— BEGIN Text segment —
Minneapolis

Nearly 1,200 miles away, reckoning has been constant for Floyd family

2021-05-24 23:34:44 –

More George Floyd coverage

HOUSTON – They still come here, as if making a pilgrimage to history.

Bianca Williams regularly sees the well-wishers stop to take pictures at the mural of George Floyd that looms over the street where he spent much of his life. There is always someone new, and just past noon on Sunday, it is a pair of traveling nurses from Florida paying their respects.

“That’s my uncle,” Williams tells them. “We’re getting ready for the one-year anniversary.”

The women ask her to pose for a photo. “Give me a hug — oh my God,” says one of the nurses, Alvina McThenney, and the strangers embrace like dear friends. “One more picture?”

Those closest to Floyd have confronted an agonizing loss since May 25, 2020, when bystanders outside a south Minneapolis convenience store filmed police officer Derek Chauvin kneeling on Floyd until he died.

Nearly 1,200 miles away, Floyd’s hometown circle weighs the grief that he suffered, a torture that no human should endure, against the faith that his death inspired a lasting movement for racial justice.

For Floyd’s loved ones, that reckoning has been constant. Williams, 27, has just been reflecting on how her family survived hell. Exchanges like these from Floyd’s supporters give her hope about the compassion and awakening that followed.

◊ ◊ ◊

“Have you seen the video?”

It is the morning of May 26, 2020, and Williams’ sister is calling. Williams doesn’t know what is going on. She panics.

“You got my stomach in my shoes, now what is it?” Williams presses. “Tell me.”

Her sister says that Floyd is dead. Williams drops to the ground. She weeps. She doesn’t watch the video. She does go to see her mother, Floyd’s oldest sister, Zsa Zsa, and his second oldest sister, LaTonya. The women have already heard; they seclude themselves in a room, afraid that stepping outside will make Floyd’s killing real.
— END Text segment —
Requirement 1 = Write out the passage of the article on the Floyd family between "Nearly 1,200 miles away, reckoning" and "pilgrimage to history.", inclusive, word for word.
— BEGIN Supplied records —
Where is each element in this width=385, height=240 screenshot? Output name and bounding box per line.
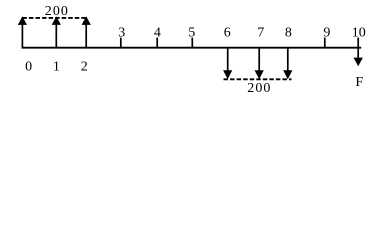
svg-text:200: 200 — [247, 81, 271, 96]
tick 4 — [156, 38, 158, 48]
svg-text:0: 0 — [25, 60, 32, 75]
svg-text:2: 2 — [81, 60, 88, 75]
tick 10 — [357, 38, 359, 48]
down load arrow at node 7 — [255, 47, 264, 79]
svg-text:10: 10 — [352, 25, 366, 40]
bottom dashed load line — [224, 78, 292, 80]
down load arrow at node 8 — [283, 47, 292, 79]
beam axis line — [22, 47, 362, 49]
up load arrow at node 0 — [18, 16, 27, 48]
svg-text:9: 9 — [323, 25, 330, 40]
svg-text:4: 4 — [154, 25, 161, 40]
svg-text:F: F — [355, 75, 363, 90]
svg-text:5: 5 — [188, 25, 195, 40]
down load arrow at node 6 — [223, 47, 232, 79]
tick 9 — [324, 38, 326, 48]
svg-text:3: 3 — [118, 25, 125, 40]
force arrow F at node 10 — [354, 48, 363, 66]
svg-text:200: 200 — [45, 4, 69, 19]
up load arrow at node 1 — [52, 16, 61, 48]
svg-text:1: 1 — [53, 60, 60, 75]
tick 5 — [191, 38, 193, 48]
svg-text:7: 7 — [257, 25, 264, 40]
svg-text:8: 8 — [285, 25, 292, 40]
top dashed load line — [22, 17, 87, 19]
svg-text:6: 6 — [224, 25, 231, 40]
tick 3 — [120, 38, 122, 48]
up load arrow at node 2 — [82, 16, 91, 48]
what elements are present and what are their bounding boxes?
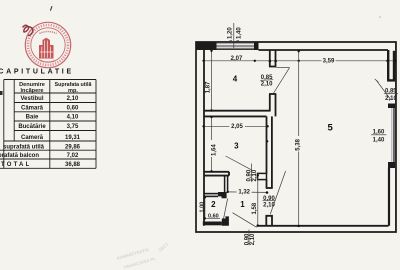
— END Supplied records —
Requirement 2 = From the records, extract only the lines between the lines holding "svg-text:200: 200 — [247, 81, 271, 96]" and "bottom dashed load line — [224, 78, 292, 80]", inclusive, and reproduce them character for character.

Exercise response 1 =
Nearly 1,200 miles away, reckoning has been constant for Floyd family

2021-05-24 23:34:44 –

More George Floyd coverage

HOUSTON – They still come here, as if making a pilgrimage to history.

Exercise response 2 =
svg-text:200: 200 — [247, 81, 271, 96]
tick 4 — [156, 38, 158, 48]
svg-text:0: 0 — [25, 60, 32, 75]
svg-text:2: 2 — [81, 60, 88, 75]
tick 10 — [357, 38, 359, 48]
down load arrow at node 7 — [255, 47, 264, 79]
svg-text:10: 10 — [352, 25, 366, 40]
bottom dashed load line — [224, 78, 292, 80]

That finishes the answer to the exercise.